◆ **Aim of the task**: Reproduce every item below word for word, keeping each one on its own line and in its original order.

◆ **Supplied information**:
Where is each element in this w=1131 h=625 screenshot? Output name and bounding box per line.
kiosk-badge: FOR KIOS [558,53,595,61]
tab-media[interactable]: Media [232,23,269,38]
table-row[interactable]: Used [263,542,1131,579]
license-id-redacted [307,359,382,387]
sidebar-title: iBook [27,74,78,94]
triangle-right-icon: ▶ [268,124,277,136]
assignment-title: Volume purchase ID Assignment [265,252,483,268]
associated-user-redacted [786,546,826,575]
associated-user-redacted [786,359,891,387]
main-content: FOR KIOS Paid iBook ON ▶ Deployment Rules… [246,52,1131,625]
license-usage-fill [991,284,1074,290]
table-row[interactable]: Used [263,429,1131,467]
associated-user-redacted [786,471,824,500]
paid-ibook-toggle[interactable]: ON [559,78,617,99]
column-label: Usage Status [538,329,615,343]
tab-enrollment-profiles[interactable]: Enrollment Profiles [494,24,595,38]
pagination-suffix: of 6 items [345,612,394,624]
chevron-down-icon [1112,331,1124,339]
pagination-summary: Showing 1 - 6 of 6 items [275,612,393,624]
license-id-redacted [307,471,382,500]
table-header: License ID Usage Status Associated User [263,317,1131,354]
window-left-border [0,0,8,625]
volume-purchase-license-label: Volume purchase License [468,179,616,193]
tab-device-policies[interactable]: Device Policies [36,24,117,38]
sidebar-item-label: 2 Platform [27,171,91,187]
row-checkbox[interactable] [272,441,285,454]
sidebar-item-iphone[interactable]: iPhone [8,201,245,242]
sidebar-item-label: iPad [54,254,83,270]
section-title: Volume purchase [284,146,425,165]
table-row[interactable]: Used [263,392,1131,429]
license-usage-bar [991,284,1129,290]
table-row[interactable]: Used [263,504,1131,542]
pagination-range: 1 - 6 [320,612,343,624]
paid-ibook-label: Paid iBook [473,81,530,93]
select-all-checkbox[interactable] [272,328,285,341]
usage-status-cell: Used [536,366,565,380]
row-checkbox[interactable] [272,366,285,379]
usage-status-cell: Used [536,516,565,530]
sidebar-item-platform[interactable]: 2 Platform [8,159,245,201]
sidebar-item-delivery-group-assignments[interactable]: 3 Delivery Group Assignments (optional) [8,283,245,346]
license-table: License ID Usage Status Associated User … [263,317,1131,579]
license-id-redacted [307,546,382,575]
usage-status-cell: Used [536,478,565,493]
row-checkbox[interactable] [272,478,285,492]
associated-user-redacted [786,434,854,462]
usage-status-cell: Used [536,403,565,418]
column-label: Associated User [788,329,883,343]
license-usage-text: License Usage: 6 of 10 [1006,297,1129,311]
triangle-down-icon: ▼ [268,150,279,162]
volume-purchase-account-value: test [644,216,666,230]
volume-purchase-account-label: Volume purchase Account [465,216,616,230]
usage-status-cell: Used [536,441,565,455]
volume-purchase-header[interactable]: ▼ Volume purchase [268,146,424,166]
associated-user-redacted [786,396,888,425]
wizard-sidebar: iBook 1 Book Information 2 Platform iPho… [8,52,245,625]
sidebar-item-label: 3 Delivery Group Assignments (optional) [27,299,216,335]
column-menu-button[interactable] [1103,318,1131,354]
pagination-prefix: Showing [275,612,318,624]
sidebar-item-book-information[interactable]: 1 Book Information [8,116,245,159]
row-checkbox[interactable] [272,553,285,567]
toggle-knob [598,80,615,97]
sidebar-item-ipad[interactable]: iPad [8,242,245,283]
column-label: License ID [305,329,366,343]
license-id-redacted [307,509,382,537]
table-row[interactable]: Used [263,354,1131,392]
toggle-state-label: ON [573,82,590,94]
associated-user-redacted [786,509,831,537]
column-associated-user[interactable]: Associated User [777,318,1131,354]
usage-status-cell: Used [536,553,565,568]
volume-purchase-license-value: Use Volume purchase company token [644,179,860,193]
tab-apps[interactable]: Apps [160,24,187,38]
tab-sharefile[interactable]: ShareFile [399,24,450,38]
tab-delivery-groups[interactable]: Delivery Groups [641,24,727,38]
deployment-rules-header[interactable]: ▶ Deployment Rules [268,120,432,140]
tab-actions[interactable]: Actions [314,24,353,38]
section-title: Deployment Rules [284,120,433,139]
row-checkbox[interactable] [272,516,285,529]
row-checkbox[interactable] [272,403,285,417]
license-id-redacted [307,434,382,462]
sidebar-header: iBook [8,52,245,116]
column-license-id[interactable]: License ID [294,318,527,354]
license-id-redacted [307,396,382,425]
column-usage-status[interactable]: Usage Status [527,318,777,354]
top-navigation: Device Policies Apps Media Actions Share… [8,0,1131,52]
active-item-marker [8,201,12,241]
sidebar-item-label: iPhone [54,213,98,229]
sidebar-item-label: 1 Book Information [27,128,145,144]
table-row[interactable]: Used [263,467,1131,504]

◆ **Exercise answer**:
Where is each element in this w=1131 h=625 screenshot? Output name and bounding box per line.
kiosk-badge: FOR KIOS [558,53,595,61]
tab-media[interactable]: Media [232,23,269,38]
table-row[interactable]: Used [263,542,1131,579]
license-id-redacted [307,359,382,387]
sidebar-title: iBook [27,74,78,94]
triangle-right-icon: ▶ [268,124,277,136]
assignment-title: Volume purchase ID Assignment [265,252,483,268]
associated-user-redacted [786,546,826,575]
associated-user-redacted [786,359,891,387]
main-content: FOR KIOS Paid iBook ON ▶ Deployment Rules… [246,52,1131,625]
license-usage-fill [991,284,1074,290]
table-row[interactable]: Used [263,429,1131,467]
associated-user-redacted [786,471,824,500]
paid-ibook-toggle[interactable]: ON [559,78,617,99]
column-label: Usage Status [538,329,615,343]
tab-enrollment-profiles[interactable]: Enrollment Profiles [494,24,595,38]
pagination-suffix: of 6 items [345,612,394,624]
chevron-down-icon [1112,331,1124,339]
pagination-summary: Showing 1 - 6 of 6 items [275,612,393,624]
license-id-redacted [307,471,382,500]
table-header: License ID Usage Status Associated User [263,317,1131,354]
window-left-border [0,0,8,625]
volume-purchase-license-label: Volume purchase License [468,179,616,193]
tab-device-policies[interactable]: Device Policies [36,24,117,38]
sidebar-item-label: 2 Platform [27,171,91,187]
row-checkbox[interactable] [272,441,285,454]
sidebar-item-iphone[interactable]: iPhone [8,201,245,242]
sidebar-item-label: iPad [54,254,83,270]
section-title: Volume purchase [284,146,425,165]
table-row[interactable]: Used [263,392,1131,429]
license-usage-bar [991,284,1129,290]
table-row[interactable]: Used [263,504,1131,542]
pagination-range: 1 - 6 [320,612,343,624]
paid-ibook-label: Paid iBook [473,81,530,93]
select-all-checkbox[interactable] [272,328,285,341]
usage-status-cell: Used [536,366,565,380]
row-checkbox[interactable] [272,366,285,379]
usage-status-cell: Used [536,516,565,530]
sidebar-item-platform[interactable]: 2 Platform [8,159,245,201]
sidebar-item-delivery-group-assignments[interactable]: 3 Delivery Group Assignments (optional) [8,283,245,346]
license-table: License ID Usage Status Associated User … [263,317,1131,579]
license-id-redacted [307,546,382,575]
usage-status-cell: Used [536,478,565,493]
row-checkbox[interactable] [272,478,285,492]
associated-user-redacted [786,434,854,462]
usage-status-cell: Used [536,403,565,418]
column-label: Associated User [788,329,883,343]
license-usage-text: License Usage: 6 of 10 [1006,297,1129,311]
triangle-down-icon: ▼ [268,150,279,162]
volume-purchase-account-value: test [644,216,666,230]
volume-purchase-account-label: Volume purchase Account [465,216,616,230]
usage-status-cell: Used [536,441,565,455]
volume-purchase-header[interactable]: ▼ Volume purchase [268,146,424,166]
associated-user-redacted [786,396,888,425]
wizard-sidebar: iBook 1 Book Information 2 Platform iPho… [8,52,245,625]
sidebar-item-label: 3 Delivery Group Assignments (optional) [27,299,216,335]
column-menu-button[interactable] [1103,318,1131,354]
pagination-prefix: Showing [275,612,318,624]
sidebar-item-book-information[interactable]: 1 Book Information [8,116,245,159]
row-checkbox[interactable] [272,553,285,567]
toggle-knob [598,80,615,97]
sidebar-item-ipad[interactable]: iPad [8,242,245,283]
column-label: License ID [305,329,366,343]
license-id-redacted [307,509,382,537]
table-row[interactable]: Used [263,354,1131,392]
toggle-state-label: ON [573,82,590,94]
associated-user-redacted [786,509,831,537]
column-associated-user[interactable]: Associated User [777,318,1131,354]
usage-status-cell: Used [536,553,565,568]
volume-purchase-license-value: Use Volume purchase company token [644,179,860,193]
tab-apps[interactable]: Apps [160,24,187,38]
tab-sharefile[interactable]: ShareFile [399,24,450,38]
tab-delivery-groups[interactable]: Delivery Groups [641,24,727,38]
deployment-rules-header[interactable]: ▶ Deployment Rules [268,120,432,140]
tab-actions[interactable]: Actions [314,24,353,38]
section-title: Deployment Rules [284,120,433,139]
row-checkbox[interactable] [272,516,285,529]
row-checkbox[interactable] [272,403,285,417]
license-id-redacted [307,434,382,462]
sidebar-header: iBook [8,52,245,116]
column-license-id[interactable]: License ID [294,318,527,354]
license-id-redacted [307,396,382,425]
column-usage-status[interactable]: Usage Status [527,318,777,354]
top-navigation: Device Policies Apps Media Actions Share… [8,0,1131,52]
active-item-marker [8,201,12,241]
sidebar-item-label: iPhone [54,213,98,229]
sidebar-item-label: 1 Book Information [27,128,145,144]
table-row[interactable]: Used [263,467,1131,504]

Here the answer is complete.